Data entries
________________
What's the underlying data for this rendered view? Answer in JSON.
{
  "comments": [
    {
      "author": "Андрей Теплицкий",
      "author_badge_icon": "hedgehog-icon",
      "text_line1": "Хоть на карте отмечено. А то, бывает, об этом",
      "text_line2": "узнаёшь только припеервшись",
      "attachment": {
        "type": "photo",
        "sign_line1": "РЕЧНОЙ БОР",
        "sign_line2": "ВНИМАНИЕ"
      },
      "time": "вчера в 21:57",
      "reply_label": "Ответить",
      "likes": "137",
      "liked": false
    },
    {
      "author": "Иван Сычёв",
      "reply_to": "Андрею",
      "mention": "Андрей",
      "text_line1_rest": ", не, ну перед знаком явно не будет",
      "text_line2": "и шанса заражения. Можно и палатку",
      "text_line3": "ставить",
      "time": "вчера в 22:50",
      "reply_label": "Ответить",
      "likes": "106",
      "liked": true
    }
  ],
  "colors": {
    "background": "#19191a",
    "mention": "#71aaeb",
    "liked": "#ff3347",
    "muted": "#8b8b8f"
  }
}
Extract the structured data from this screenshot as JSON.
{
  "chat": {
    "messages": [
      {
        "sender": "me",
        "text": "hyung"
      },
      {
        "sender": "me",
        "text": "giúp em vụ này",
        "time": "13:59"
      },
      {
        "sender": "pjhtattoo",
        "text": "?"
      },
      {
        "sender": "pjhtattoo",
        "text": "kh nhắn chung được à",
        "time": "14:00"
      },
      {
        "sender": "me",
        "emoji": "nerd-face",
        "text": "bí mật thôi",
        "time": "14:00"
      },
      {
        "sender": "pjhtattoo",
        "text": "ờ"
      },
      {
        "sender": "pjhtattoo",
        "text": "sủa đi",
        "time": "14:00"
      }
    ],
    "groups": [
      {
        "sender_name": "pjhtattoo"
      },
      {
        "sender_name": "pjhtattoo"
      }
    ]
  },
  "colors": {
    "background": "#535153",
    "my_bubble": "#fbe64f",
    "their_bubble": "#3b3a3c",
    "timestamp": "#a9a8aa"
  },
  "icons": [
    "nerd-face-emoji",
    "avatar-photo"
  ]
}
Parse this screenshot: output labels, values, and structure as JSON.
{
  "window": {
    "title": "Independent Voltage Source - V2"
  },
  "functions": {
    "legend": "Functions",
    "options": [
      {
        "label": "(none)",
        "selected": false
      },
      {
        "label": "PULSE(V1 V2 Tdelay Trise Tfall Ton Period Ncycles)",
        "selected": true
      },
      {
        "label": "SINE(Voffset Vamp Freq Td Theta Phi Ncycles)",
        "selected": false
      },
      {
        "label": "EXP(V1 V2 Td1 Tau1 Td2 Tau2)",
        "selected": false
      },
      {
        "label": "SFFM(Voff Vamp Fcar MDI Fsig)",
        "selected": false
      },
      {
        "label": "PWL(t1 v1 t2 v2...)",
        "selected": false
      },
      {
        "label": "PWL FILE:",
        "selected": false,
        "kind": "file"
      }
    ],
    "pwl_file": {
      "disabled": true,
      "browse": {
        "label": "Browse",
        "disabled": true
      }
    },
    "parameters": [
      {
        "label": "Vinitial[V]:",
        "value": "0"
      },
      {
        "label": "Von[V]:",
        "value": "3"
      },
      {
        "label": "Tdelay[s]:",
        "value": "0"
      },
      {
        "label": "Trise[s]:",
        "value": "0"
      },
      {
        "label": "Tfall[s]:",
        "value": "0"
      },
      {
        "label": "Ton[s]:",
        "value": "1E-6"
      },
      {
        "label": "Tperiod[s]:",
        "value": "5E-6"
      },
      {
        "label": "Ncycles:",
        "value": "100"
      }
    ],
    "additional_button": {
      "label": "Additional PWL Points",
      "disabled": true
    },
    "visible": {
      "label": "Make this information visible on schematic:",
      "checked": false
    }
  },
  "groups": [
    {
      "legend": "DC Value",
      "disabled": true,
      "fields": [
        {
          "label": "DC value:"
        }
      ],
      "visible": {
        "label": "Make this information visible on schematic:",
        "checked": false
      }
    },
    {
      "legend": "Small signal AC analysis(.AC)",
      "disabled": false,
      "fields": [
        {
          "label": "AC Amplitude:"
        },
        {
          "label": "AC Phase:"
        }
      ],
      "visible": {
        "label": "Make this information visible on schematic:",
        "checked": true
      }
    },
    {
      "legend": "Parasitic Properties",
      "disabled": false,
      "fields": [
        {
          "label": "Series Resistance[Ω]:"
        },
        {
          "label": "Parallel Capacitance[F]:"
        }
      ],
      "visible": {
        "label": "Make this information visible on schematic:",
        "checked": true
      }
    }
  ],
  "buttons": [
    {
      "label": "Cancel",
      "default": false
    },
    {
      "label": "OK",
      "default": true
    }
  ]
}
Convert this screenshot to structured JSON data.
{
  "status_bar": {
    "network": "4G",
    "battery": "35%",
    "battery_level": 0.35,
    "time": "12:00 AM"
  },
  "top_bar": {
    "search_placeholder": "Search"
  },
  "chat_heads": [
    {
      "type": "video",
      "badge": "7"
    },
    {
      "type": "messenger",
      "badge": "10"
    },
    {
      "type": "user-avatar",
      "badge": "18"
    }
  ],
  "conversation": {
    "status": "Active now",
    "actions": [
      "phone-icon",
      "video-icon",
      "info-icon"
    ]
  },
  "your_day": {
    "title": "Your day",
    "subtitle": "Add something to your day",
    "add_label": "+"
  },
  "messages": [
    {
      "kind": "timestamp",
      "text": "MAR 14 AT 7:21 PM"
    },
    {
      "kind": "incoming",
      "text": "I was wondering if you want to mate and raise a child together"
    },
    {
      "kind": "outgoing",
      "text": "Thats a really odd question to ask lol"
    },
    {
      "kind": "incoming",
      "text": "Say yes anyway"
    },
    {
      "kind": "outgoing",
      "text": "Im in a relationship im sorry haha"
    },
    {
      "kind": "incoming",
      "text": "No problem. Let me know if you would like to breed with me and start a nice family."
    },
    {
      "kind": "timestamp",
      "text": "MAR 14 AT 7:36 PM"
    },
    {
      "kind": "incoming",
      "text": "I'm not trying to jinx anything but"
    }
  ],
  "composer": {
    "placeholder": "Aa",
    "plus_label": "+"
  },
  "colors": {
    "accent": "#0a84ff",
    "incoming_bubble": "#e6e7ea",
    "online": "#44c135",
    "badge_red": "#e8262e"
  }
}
________________
#### REQUIREMENT
Identify each line in the entries with the word "checked" and copy it.

#### RESPONSE TO THE TASK
      "checked": false
        "checked": false
        "checked": true
        "checked": true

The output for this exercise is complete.